# Given entries:
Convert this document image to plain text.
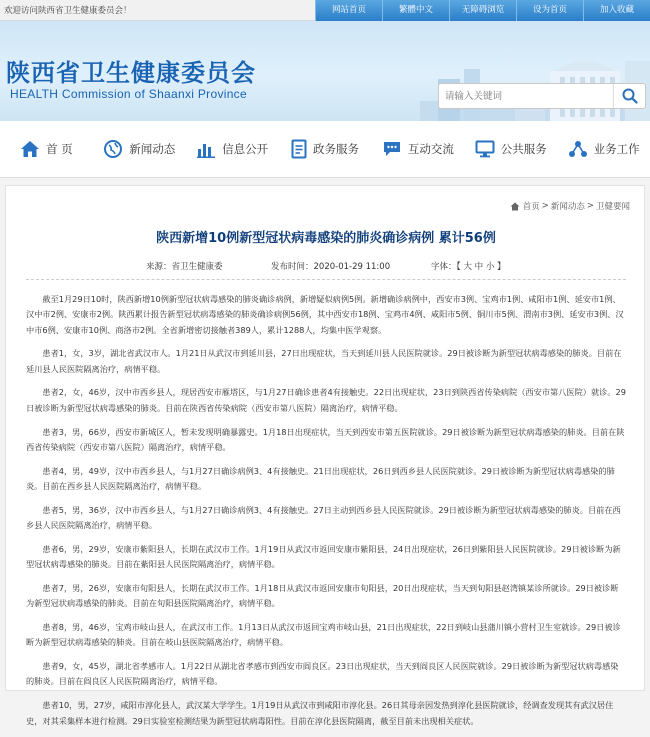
欢迎访问陕西省卫生健康委员会！	网站首页	繁體中文	无障碍浏览	设为首页	加入收藏
陕西省卫生健康委员会
HEALTH Commission of Shaanxi Province
请输入关键词
首 页	新闻动态	信息公开	政务服务	互动交流	公共服务	业务工作
首页 > 新闻动态 > 卫健要闻
陕西新增10例新型冠状病毒感染的肺炎确诊病例 累计56例
来源：省卫生健康委	发布时间：2020-01-29 11:00	字体：【 大 中 小 】

截至1月29日10时，陕西新增10例新型冠状病毒感染的肺炎确诊病例，新增疑似病例5例。新增确诊病例中，西安市3例、宝鸡市1例、咸阳市1例、延安市1例、汉中市2例、安康市2例。陕西累计报告新型冠状病毒感染的肺炎确诊病例56例，其中西安市18例、宝鸡市4例、咸阳市5例、铜川市5例、渭南市3例、延安市3例、汉中市6例、安康市10例、商洛市2例。全省新增密切接触者389人，累计1288人，均集中医学观察。

患者1，女，3岁，湖北省武汉市人。1月21日从武汉市到延川县，27日出现症状，当天到延川县人民医院就诊。29日被诊断为新型冠状病毒感染的肺炎。目前在延川县人民医院隔离治疗，病情平稳。

患者2，女，46岁，汉中市西乡县人，现居西安市雁塔区，与1月27日确诊患者4有接触史。22日出现症状，23日到陕西省传染病院（西安市第八医院）就诊。29日被诊断为新型冠状病毒感染的肺炎。目前在陕西省传染病院（西安市第八医院）隔离治疗，病情平稳。

患者3，男，66岁，西安市新城区人，暂未发现明确暴露史。1月18日出现症状，当天到西安市第五医院就诊。29日被诊断为新型冠状病毒感染的肺炎。目前在陕西省传染病院（西安市第八医院）隔离治疗，病情平稳。

患者4，男，49岁，汉中市西乡县人，与1月27日确诊病例3、4有接触史。21日出现症状，26日到西乡县人民医院就诊。29日被诊断为新型冠状病毒感染的肺炎。目前在西乡县人民医院隔离治疗，病情平稳。

患者5，男，36岁，汉中市西乡县人，与1月27日确诊病例3、4有接触史。27日主动到西乡县人民医院就诊。29日被诊断为新型冠状病毒感染的肺炎。目前在西乡县人民医院隔离治疗，病情平稳。

患者6，男，29岁，安康市紫阳县人，长期在武汉市工作。1月19日从武汉市返回安康市紫阳县，24日出现症状，26日到紫阳县人民医院就诊。29日被诊断为新型冠状病毒感染的肺炎。目前在紫阳县人民医院隔离治疗，病情平稳。

患者7，男，26岁，安康市旬阳县人，长期在武汉市工作。1月18日从武汉市返回安康市旬阳县，20日出现症状，当天到旬阳县赵湾镇某诊所就诊。29日被诊断为新型冠状病毒感染的肺炎。目前在旬阳县医院隔离治疗，病情平稳。

患者8，男，46岁，宝鸡市岐山县人，在武汉市工作。1月13日从武汉市返回宝鸡市岐山县，21日出现症状，22日到岐山县蒲川镇小营村卫生室就诊。29日被诊断为新型冠状病毒感染的肺炎。目前在岐山县医院隔离治疗，病情平稳。

患者9，女，45岁，湖北省孝感市人。1月22日从湖北省孝感市到西安市阎良区。23日出现症状，当天到阎良区人民医院就诊。29日被诊断为新型冠状病毒感染的肺炎。目前在阎良区人民医院隔离治疗，病情平稳。

患者10，男，27岁，咸阳市淳化县人，武汉某大学学生。1月19日从武汉市到咸阳市淳化县。26日其母亲因发热到淳化县医院就诊，经调查发现其有武汉居住史，对其采集样本进行检测。29日实验室检测结果为新型冠状病毒阳性。目前在淳化县医院隔离，截至目前未出现相关症状。
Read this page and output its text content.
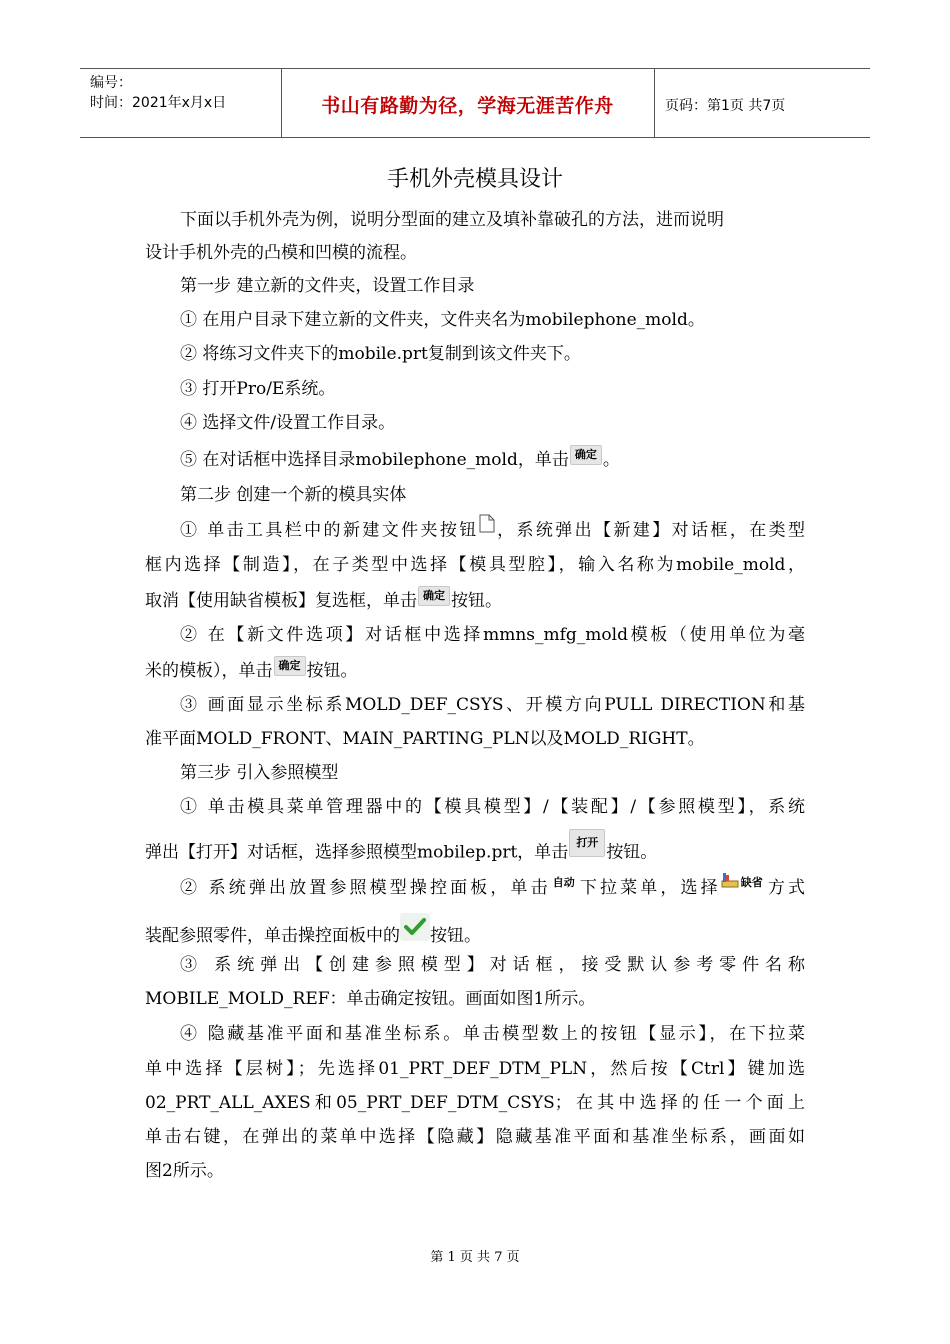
编号：
时间：2021年x月x日	书山有路勤为径，学海无涯苦作舟	页码：第1页 共7页
手机外壳模具设计
下面以手机外壳为例，说明分型面的建立及填补靠破孔的方法，进而说明
设计手机外壳的凸模和凹模的流程。
第一步 建立新的文件夹，设置工作目录
① 在用户目录下建立新的文件夹，文件夹名为mobilephone_mold。
② 将练习文件夹下的mobile.prt复制到该文件夹下。
③ 打开Pro/E系统。
④ 选择文件/设置工作目录。
⑤ 在对话框中选择目录mobilephone_mold，单击 确定 。
第二步 创建一个新的模具实体
① 单击工具栏中的新建文件夹按钮 ，系统弹出【新建】对话框，在类型
框内选择【制造】，在子类型中选择【模具型腔】，输入名称为mobile_mold，
取消【使用缺省模板】复选框，单击 确定 按钮。
② 在【新文件选项】对话框中选择mmns_mfg_mold模板（使用单位为毫
米的模板），单击 确定 按钮。
③ 画面显示坐标系MOLD_DEF_CSYS、开模方向PULL DIRECTION和基
准平面MOLD_FRONT、MAIN_PARTING_PLN以及MOLD_RIGHT。
第三步 引入参照模型
① 单击模具菜单管理器中的【模具模型】/【装配】/【参照模型】，系统
弹出【打开】对话框，选择参照模型mobilep.prt，单击 打开 按钮。
② 系统弹出放置参照模型操控面板，单击 自动 下拉菜单，选择 缺省 方式
装配参照零件，单击操控面板中的 按钮。
③ 系统弹出【创建参照模型】对话框，接受默认参考零件名称
MOBILE_MOLD_REF：单击确定按钮。画面如图1所示。
④ 隐藏基准平面和基准坐标系。单击模型数上的按钮【显示】，在下拉菜
单中选择【层树】；先选择01_PRT_DEF_DTM_PLN，然后按【Ctrl】键加选
02_PRT_ALL_AXES和05_PRT_DEF_DTM_CSYS；在其中选择的任一个面上
单击右键，在弹出的菜单中选择【隐藏】隐藏基准平面和基准坐标系，画面如
图2所示。
第 1 页 共 7 页
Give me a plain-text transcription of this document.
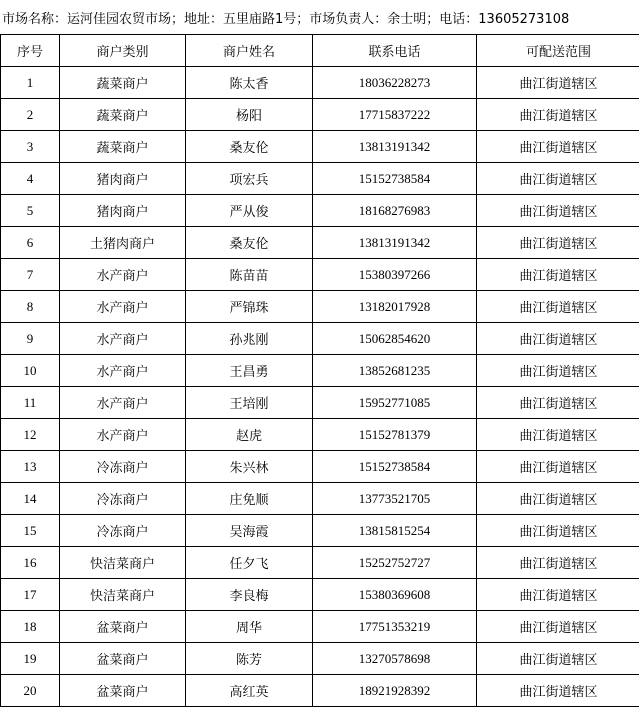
市场名称：运河佳园农贸市场；地址：五里庙路1号；市场负责人：余士明；电话：13605273108
序号	商户类别	商户姓名	联系电话	可配送范围
1	蔬菜商户	陈太香	18036228273	曲江街道辖区
2	蔬菜商户	杨阳	17715837222	曲江街道辖区
3	蔬菜商户	桑友伦	13813191342	曲江街道辖区
4	猪肉商户	项宏兵	15152738584	曲江街道辖区
5	猪肉商户	严从俊	18168276983	曲江街道辖区
6	土猪肉商户	桑友伦	13813191342	曲江街道辖区
7	水产商户	陈苗苗	15380397266	曲江街道辖区
8	水产商户	严锦珠	13182017928	曲江街道辖区
9	水产商户	孙兆刚	15062854620	曲江街道辖区
10	水产商户	王昌勇	13852681235	曲江街道辖区
11	水产商户	王培刚	15952771085	曲江街道辖区
12	水产商户	赵虎	15152781379	曲江街道辖区
13	冷冻商户	朱兴林	15152738584	曲江街道辖区
14	冷冻商户	庄免顺	13773521705	曲江街道辖区
15	冷冻商户	吴海霞	13815815254	曲江街道辖区
16	快洁菜商户	任夕飞	15252752727	曲江街道辖区
17	快洁菜商户	李良梅	15380369608	曲江街道辖区
18	盆菜商户	周华	17751353219	曲江街道辖区
19	盆菜商户	陈芳	13270578698	曲江街道辖区
20	盆菜商户	高红英	18921928392	曲江街道辖区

# The problem:
Return all of the entries word for word, but omit the pictures.

# Response to the exercise:
Convert this document image to plain text.
欢迎访问陕西省卫生健康委员会！	网站首页	繁體中文	无障碍浏览	设为首页	加入收藏
陕西省卫生健康委员会
HEALTH Commission of Shaanxi Province
请输入关键词
首 页	新闻动态	信息公开	政务服务	互动交流	公共服务	业务工作
首页 > 新闻动态 > 卫健要闻
陕西新增10例新型冠状病毒感染的肺炎确诊病例 累计56例
来源：省卫生健康委	发布时间：2020-01-29 11:00	字体：【 大 中 小 】

截至1月29日10时，陕西新增10例新型冠状病毒感染的肺炎确诊病例，新增疑似病例5例。新增确诊病例中，西安市3例、宝鸡市1例、咸阳市1例、延安市1例、汉中市2例、安康市2例。陕西累计报告新型冠状病毒感染的肺炎确诊病例56例，其中西安市18例、宝鸡市4例、咸阳市5例、铜川市5例、渭南市3例、延安市3例、汉中市6例、安康市10例、商洛市2例。全省新增密切接触者389人，累计1288人，均集中医学观察。

患者1，女，3岁，湖北省武汉市人。1月21日从武汉市到延川县，27日出现症状，当天到延川县人民医院就诊。29日被诊断为新型冠状病毒感染的肺炎。目前在延川县人民医院隔离治疗，病情平稳。

患者2，女，46岁，汉中市西乡县人，现居西安市雁塔区，与1月27日确诊患者4有接触史。22日出现症状，23日到陕西省传染病院（西安市第八医院）就诊。29日被诊断为新型冠状病毒感染的肺炎。目前在陕西省传染病院（西安市第八医院）隔离治疗，病情平稳。

患者3，男，66岁，西安市新城区人，暂未发现明确暴露史。1月18日出现症状，当天到西安市第五医院就诊。29日被诊断为新型冠状病毒感染的肺炎。目前在陕西省传染病院（西安市第八医院）隔离治疗，病情平稳。

患者4，男，49岁，汉中市西乡县人，与1月27日确诊病例3、4有接触史。21日出现症状，26日到西乡县人民医院就诊。29日被诊断为新型冠状病毒感染的肺炎。目前在西乡县人民医院隔离治疗，病情平稳。

患者5，男，36岁，汉中市西乡县人，与1月27日确诊病例3、4有接触史。27日主动到西乡县人民医院就诊。29日被诊断为新型冠状病毒感染的肺炎。目前在西乡县人民医院隔离治疗，病情平稳。

患者6，男，29岁，安康市紫阳县人，长期在武汉市工作。1月19日从武汉市返回安康市紫阳县，24日出现症状，26日到紫阳县人民医院就诊。29日被诊断为新型冠状病毒感染的肺炎。目前在紫阳县人民医院隔离治疗，病情平稳。

患者7，男，26岁，安康市旬阳县人，长期在武汉市工作。1月18日从武汉市返回安康市旬阳县，20日出现症状，当天到旬阳县赵湾镇某诊所就诊。29日被诊断为新型冠状病毒感染的肺炎。目前在旬阳县医院隔离治疗，病情平稳。

患者8，男，46岁，宝鸡市岐山县人，在武汉市工作。1月13日从武汉市返回宝鸡市岐山县，21日出现症状，22日到岐山县蒲川镇小营村卫生室就诊。29日被诊断为新型冠状病毒感染的肺炎。目前在岐山县医院隔离治疗，病情平稳。

患者9，女，45岁，湖北省孝感市人。1月22日从湖北省孝感市到西安市阎良区。23日出现症状，当天到阎良区人民医院就诊。29日被诊断为新型冠状病毒感染的肺炎。目前在阎良区人民医院隔离治疗，病情平稳。

患者10，男，27岁，咸阳市淳化县人，武汉某大学学生。1月19日从武汉市到咸阳市淳化县。26日其母亲因发热到淳化县医院就诊，经调查发现其有武汉居住史，对其采集样本进行检测。29日实验室检测结果为新型冠状病毒阳性。目前在淳化县医院隔离，截至目前未出现相关症状。
Read this page and output its text content.
编号：
时间：2021年x月x日	书山有路勤为径，学海无涯苦作舟	页码：第1页 共7页
手机外壳模具设计
下面以手机外壳为例，说明分型面的建立及填补靠破孔的方法，进而说明
设计手机外壳的凸模和凹模的流程。
第一步 建立新的文件夹，设置工作目录
① 在用户目录下建立新的文件夹，文件夹名为mobilephone_mold。
② 将练习文件夹下的mobile.prt复制到该文件夹下。
③ 打开Pro/E系统。
④ 选择文件/设置工作目录。
⑤ 在对话框中选择目录mobilephone_mold，单击 确定 。
第二步 创建一个新的模具实体
① 单击工具栏中的新建文件夹按钮 ，系统弹出【新建】对话框，在类型
框内选择【制造】，在子类型中选择【模具型腔】，输入名称为mobile_mold，
取消【使用缺省模板】复选框，单击 确定 按钮。
② 在【新文件选项】对话框中选择mmns_mfg_mold模板（使用单位为毫
米的模板），单击 确定 按钮。
③ 画面显示坐标系MOLD_DEF_CSYS、开模方向PULL DIRECTION和基
准平面MOLD_FRONT、MAIN_PARTING_PLN以及MOLD_RIGHT。
第三步 引入参照模型
① 单击模具菜单管理器中的【模具模型】/【装配】/【参照模型】，系统
弹出【打开】对话框，选择参照模型mobilep.prt，单击 打开 按钮。
② 系统弹出放置参照模型操控面板，单击 自动 下拉菜单，选择 缺省 方式
装配参照零件，单击操控面板中的 按钮。
③ 系统弹出【创建参照模型】对话框，接受默认参考零件名称
MOBILE_MOLD_REF：单击确定按钮。画面如图1所示。
④ 隐藏基准平面和基准坐标系。单击模型数上的按钮【显示】，在下拉菜
单中选择【层树】；先选择01_PRT_DEF_DTM_PLN，然后按【Ctrl】键加选
02_PRT_ALL_AXES和05_PRT_DEF_DTM_CSYS；在其中选择的任一个面上
单击右键，在弹出的菜单中选择【隐藏】隐藏基准平面和基准坐标系，画面如
图2所示。
第 1 页 共 7 页
Give me a plain-text transcription of this document.
市场名称：运河佳园农贸市场；地址：五里庙路1号；市场负责人：余士明；电话：13605273108
序号	商户类别	商户姓名	联系电话	可配送范围
1	蔬菜商户	陈太香	18036228273	曲江街道辖区
2	蔬菜商户	杨阳	17715837222	曲江街道辖区
3	蔬菜商户	桑友伦	13813191342	曲江街道辖区
4	猪肉商户	项宏兵	15152738584	曲江街道辖区
5	猪肉商户	严从俊	18168276983	曲江街道辖区
6	土猪肉商户	桑友伦	13813191342	曲江街道辖区
7	水产商户	陈苗苗	15380397266	曲江街道辖区
8	水产商户	严锦珠	13182017928	曲江街道辖区
9	水产商户	孙兆刚	15062854620	曲江街道辖区
10	水产商户	王昌勇	13852681235	曲江街道辖区
11	水产商户	王培刚	15952771085	曲江街道辖区
12	水产商户	赵虎	15152781379	曲江街道辖区
13	冷冻商户	朱兴林	15152738584	曲江街道辖区
14	冷冻商户	庄免顺	13773521705	曲江街道辖区
15	冷冻商户	吴海霞	13815815254	曲江街道辖区
16	快洁菜商户	任夕飞	15252752727	曲江街道辖区
17	快洁菜商户	李良梅	15380369608	曲江街道辖区
18	盆菜商户	周华	17751353219	曲江街道辖区
19	盆菜商户	陈芳	13270578698	曲江街道辖区
20	盆菜商户	高红英	18921928392	曲江街道辖区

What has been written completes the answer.